→ Exercise goal
The records below are to be quoted in full; please keep every word exact.

======== Entries provided ========

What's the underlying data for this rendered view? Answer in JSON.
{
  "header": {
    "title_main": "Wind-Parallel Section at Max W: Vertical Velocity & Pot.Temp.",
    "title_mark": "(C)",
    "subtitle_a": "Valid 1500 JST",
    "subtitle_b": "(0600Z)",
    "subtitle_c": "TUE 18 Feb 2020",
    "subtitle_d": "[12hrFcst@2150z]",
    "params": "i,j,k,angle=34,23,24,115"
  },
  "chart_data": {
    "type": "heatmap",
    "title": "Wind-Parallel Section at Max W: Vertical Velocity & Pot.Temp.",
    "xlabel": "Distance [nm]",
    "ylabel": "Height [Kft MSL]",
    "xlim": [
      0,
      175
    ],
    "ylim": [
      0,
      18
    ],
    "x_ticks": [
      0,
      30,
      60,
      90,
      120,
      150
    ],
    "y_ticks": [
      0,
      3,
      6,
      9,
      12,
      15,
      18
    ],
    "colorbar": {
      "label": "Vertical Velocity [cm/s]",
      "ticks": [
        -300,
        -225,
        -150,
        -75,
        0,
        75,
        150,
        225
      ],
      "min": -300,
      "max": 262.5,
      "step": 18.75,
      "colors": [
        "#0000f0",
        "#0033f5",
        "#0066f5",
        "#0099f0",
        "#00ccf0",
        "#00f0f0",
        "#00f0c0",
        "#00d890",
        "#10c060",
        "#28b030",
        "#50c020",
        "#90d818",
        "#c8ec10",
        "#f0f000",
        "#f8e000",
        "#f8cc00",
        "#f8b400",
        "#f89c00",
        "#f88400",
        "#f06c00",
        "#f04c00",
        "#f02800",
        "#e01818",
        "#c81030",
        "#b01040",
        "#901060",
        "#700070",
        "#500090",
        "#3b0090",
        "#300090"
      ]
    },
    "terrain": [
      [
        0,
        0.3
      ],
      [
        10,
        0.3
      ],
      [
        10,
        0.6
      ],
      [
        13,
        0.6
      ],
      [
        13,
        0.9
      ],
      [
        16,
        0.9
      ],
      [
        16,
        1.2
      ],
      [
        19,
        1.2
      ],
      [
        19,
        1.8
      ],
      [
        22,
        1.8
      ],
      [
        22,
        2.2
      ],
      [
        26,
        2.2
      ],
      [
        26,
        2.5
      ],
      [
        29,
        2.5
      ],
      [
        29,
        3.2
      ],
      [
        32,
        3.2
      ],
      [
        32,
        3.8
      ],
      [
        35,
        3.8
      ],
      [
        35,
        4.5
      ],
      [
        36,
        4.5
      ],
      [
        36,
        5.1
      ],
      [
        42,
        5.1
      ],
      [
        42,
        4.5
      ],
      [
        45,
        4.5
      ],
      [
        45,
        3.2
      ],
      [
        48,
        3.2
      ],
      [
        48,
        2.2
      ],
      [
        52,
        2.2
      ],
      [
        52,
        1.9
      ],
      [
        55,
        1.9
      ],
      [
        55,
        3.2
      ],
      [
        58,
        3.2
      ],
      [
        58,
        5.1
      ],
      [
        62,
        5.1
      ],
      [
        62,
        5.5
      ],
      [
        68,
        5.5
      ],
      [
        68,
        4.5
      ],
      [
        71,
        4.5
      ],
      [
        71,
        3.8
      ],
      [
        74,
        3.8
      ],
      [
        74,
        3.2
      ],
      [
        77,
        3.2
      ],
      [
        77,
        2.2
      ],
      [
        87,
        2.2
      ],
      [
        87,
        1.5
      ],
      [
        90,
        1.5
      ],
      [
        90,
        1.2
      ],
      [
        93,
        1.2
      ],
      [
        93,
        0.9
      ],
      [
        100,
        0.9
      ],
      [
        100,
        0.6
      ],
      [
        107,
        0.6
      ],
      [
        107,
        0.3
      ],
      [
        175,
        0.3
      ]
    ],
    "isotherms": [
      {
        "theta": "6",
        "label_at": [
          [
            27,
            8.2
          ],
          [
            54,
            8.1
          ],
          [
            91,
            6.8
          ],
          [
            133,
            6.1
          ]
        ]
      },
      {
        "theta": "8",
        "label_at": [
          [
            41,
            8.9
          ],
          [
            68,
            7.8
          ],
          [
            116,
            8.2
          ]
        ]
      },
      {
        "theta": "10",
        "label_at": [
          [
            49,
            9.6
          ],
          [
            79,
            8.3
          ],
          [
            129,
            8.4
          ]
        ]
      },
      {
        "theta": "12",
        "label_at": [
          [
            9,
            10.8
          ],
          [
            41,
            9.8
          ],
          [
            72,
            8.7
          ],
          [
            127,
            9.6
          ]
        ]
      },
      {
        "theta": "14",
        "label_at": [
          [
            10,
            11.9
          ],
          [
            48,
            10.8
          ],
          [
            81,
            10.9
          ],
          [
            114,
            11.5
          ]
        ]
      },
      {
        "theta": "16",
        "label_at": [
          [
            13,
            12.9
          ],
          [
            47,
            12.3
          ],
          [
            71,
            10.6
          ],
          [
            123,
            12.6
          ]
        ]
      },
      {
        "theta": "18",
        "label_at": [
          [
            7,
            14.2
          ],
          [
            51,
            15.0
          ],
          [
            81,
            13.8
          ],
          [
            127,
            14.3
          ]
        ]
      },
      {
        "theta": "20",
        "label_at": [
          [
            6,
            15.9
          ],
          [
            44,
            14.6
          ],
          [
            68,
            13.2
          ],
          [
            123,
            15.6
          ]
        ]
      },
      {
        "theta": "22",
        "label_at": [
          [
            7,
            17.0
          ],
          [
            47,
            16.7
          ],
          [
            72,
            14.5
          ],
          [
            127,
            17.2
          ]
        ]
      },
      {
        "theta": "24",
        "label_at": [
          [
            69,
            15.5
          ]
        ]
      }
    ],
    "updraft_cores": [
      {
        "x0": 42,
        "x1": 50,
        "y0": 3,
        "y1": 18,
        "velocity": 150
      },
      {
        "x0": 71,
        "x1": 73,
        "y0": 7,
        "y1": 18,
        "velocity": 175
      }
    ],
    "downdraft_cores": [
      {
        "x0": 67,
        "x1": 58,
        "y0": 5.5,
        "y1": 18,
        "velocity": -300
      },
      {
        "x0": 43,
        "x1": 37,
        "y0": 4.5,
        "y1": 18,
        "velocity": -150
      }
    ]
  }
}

========

→ Exercise result
What's the underlying data for this rendered view? Answer in JSON.
{
  "header": {
    "title_main": "Wind-Parallel Section at Max W: Vertical Velocity & Pot.Temp.",
    "title_mark": "(C)",
    "subtitle_a": "Valid 1500 JST",
    "subtitle_b": "(0600Z)",
    "subtitle_c": "TUE 18 Feb 2020",
    "subtitle_d": "[12hrFcst@2150z]",
    "params": "i,j,k,angle=34,23,24,115"
  },
  "chart_data": {
    "type": "heatmap",
    "title": "Wind-Parallel Section at Max W: Vertical Velocity & Pot.Temp.",
    "xlabel": "Distance [nm]",
    "ylabel": "Height [Kft MSL]",
    "xlim": [
      0,
      175
    ],
    "ylim": [
      0,
      18
    ],
    "x_ticks": [
      0,
      30,
      60,
      90,
      120,
      150
    ],
    "y_ticks": [
      0,
      3,
      6,
      9,
      12,
      15,
      18
    ],
    "colorbar": {
      "label": "Vertical Velocity [cm/s]",
      "ticks": [
        -300,
        -225,
        -150,
        -75,
        0,
        75,
        150,
        225
      ],
      "min": -300,
      "max": 262.5,
      "step": 18.75,
      "colors": [
        "#0000f0",
        "#0033f5",
        "#0066f5",
        "#0099f0",
        "#00ccf0",
        "#00f0f0",
        "#00f0c0",
        "#00d890",
        "#10c060",
        "#28b030",
        "#50c020",
        "#90d818",
        "#c8ec10",
        "#f0f000",
        "#f8e000",
        "#f8cc00",
        "#f8b400",
        "#f89c00",
        "#f88400",
        "#f06c00",
        "#f04c00",
        "#f02800",
        "#e01818",
        "#c81030",
        "#b01040",
        "#901060",
        "#700070",
        "#500090",
        "#3b0090",
        "#300090"
      ]
    },
    "terrain": [
      [
        0,
        0.3
      ],
      [
        10,
        0.3
      ],
      [
        10,
        0.6
      ],
      [
        13,
        0.6
      ],
      [
        13,
        0.9
      ],
      [
        16,
        0.9
      ],
      [
        16,
        1.2
      ],
      [
        19,
        1.2
      ],
      [
        19,
        1.8
      ],
      [
        22,
        1.8
      ],
      [
        22,
        2.2
      ],
      [
        26,
        2.2
      ],
      [
        26,
        2.5
      ],
      [
        29,
        2.5
      ],
      [
        29,
        3.2
      ],
      [
        32,
        3.2
      ],
      [
        32,
        3.8
      ],
      [
        35,
        3.8
      ],
      [
        35,
        4.5
      ],
      [
        36,
        4.5
      ],
      [
        36,
        5.1
      ],
      [
        42,
        5.1
      ],
      [
        42,
        4.5
      ],
      [
        45,
        4.5
      ],
      [
        45,
        3.2
      ],
      [
        48,
        3.2
      ],
      [
        48,
        2.2
      ],
      [
        52,
        2.2
      ],
      [
        52,
        1.9
      ],
      [
        55,
        1.9
      ],
      [
        55,
        3.2
      ],
      [
        58,
        3.2
      ],
      [
        58,
        5.1
      ],
      [
        62,
        5.1
      ],
      [
        62,
        5.5
      ],
      [
        68,
        5.5
      ],
      [
        68,
        4.5
      ],
      [
        71,
        4.5
      ],
      [
        71,
        3.8
      ],
      [
        74,
        3.8
      ],
      [
        74,
        3.2
      ],
      [
        77,
        3.2
      ],
      [
        77,
        2.2
      ],
      [
        87,
        2.2
      ],
      [
        87,
        1.5
      ],
      [
        90,
        1.5
      ],
      [
        90,
        1.2
      ],
      [
        93,
        1.2
      ],
      [
        93,
        0.9
      ],
      [
        100,
        0.9
      ],
      [
        100,
        0.6
      ],
      [
        107,
        0.6
      ],
      [
        107,
        0.3
      ],
      [
        175,
        0.3
      ]
    ],
    "isotherms": [
      {
        "theta": "6",
        "label_at": [
          [
            27,
            8.2
          ],
          [
            54,
            8.1
          ],
          [
            91,
            6.8
          ],
          [
            133,
            6.1
          ]
        ]
      },
      {
        "theta": "8",
        "label_at": [
          [
            41,
            8.9
          ],
          [
            68,
            7.8
          ],
          [
            116,
            8.2
          ]
        ]
      },
      {
        "theta": "10",
        "label_at": [
          [
            49,
            9.6
          ],
          [
            79,
            8.3
          ],
          [
            129,
            8.4
          ]
        ]
      },
      {
        "theta": "12",
        "label_at": [
          [
            9,
            10.8
          ],
          [
            41,
            9.8
          ],
          [
            72,
            8.7
          ],
          [
            127,
            9.6
          ]
        ]
      },
      {
        "theta": "14",
        "label_at": [
          [
            10,
            11.9
          ],
          [
            48,
            10.8
          ],
          [
            81,
            10.9
          ],
          [
            114,
            11.5
          ]
        ]
      },
      {
        "theta": "16",
        "label_at": [
          [
            13,
            12.9
          ],
          [
            47,
            12.3
          ],
          [
            71,
            10.6
          ],
          [
            123,
            12.6
          ]
        ]
      },
      {
        "theta": "18",
        "label_at": [
          [
            7,
            14.2
          ],
          [
            51,
            15.0
          ],
          [
            81,
            13.8
          ],
          [
            127,
            14.3
          ]
        ]
      },
      {
        "theta": "20",
        "label_at": [
          [
            6,
            15.9
          ],
          [
            44,
            14.6
          ],
          [
            68,
            13.2
          ],
          [
            123,
            15.6
          ]
        ]
      },
      {
        "theta": "22",
        "label_at": [
          [
            7,
            17.0
          ],
          [
            47,
            16.7
          ],
          [
            72,
            14.5
          ],
          [
            127,
            17.2
          ]
        ]
      },
      {
        "theta": "24",
        "label_at": [
          [
            69,
            15.5
          ]
        ]
      }
    ],
    "updraft_cores": [
      {
        "x0": 42,
        "x1": 50,
        "y0": 3,
        "y1": 18,
        "velocity": 150
      },
      {
        "x0": 71,
        "x1": 73,
        "y0": 7,
        "y1": 18,
        "velocity": 175
      }
    ],
    "downdraft_cores": [
      {
        "x0": 67,
        "x1": 58,
        "y0": 5.5,
        "y1": 18,
        "velocity": -300
      },
      {
        "x0": 43,
        "x1": 37,
        "y0": 4.5,
        "y1": 18,
        "velocity": -150
      }
    ]
  }
}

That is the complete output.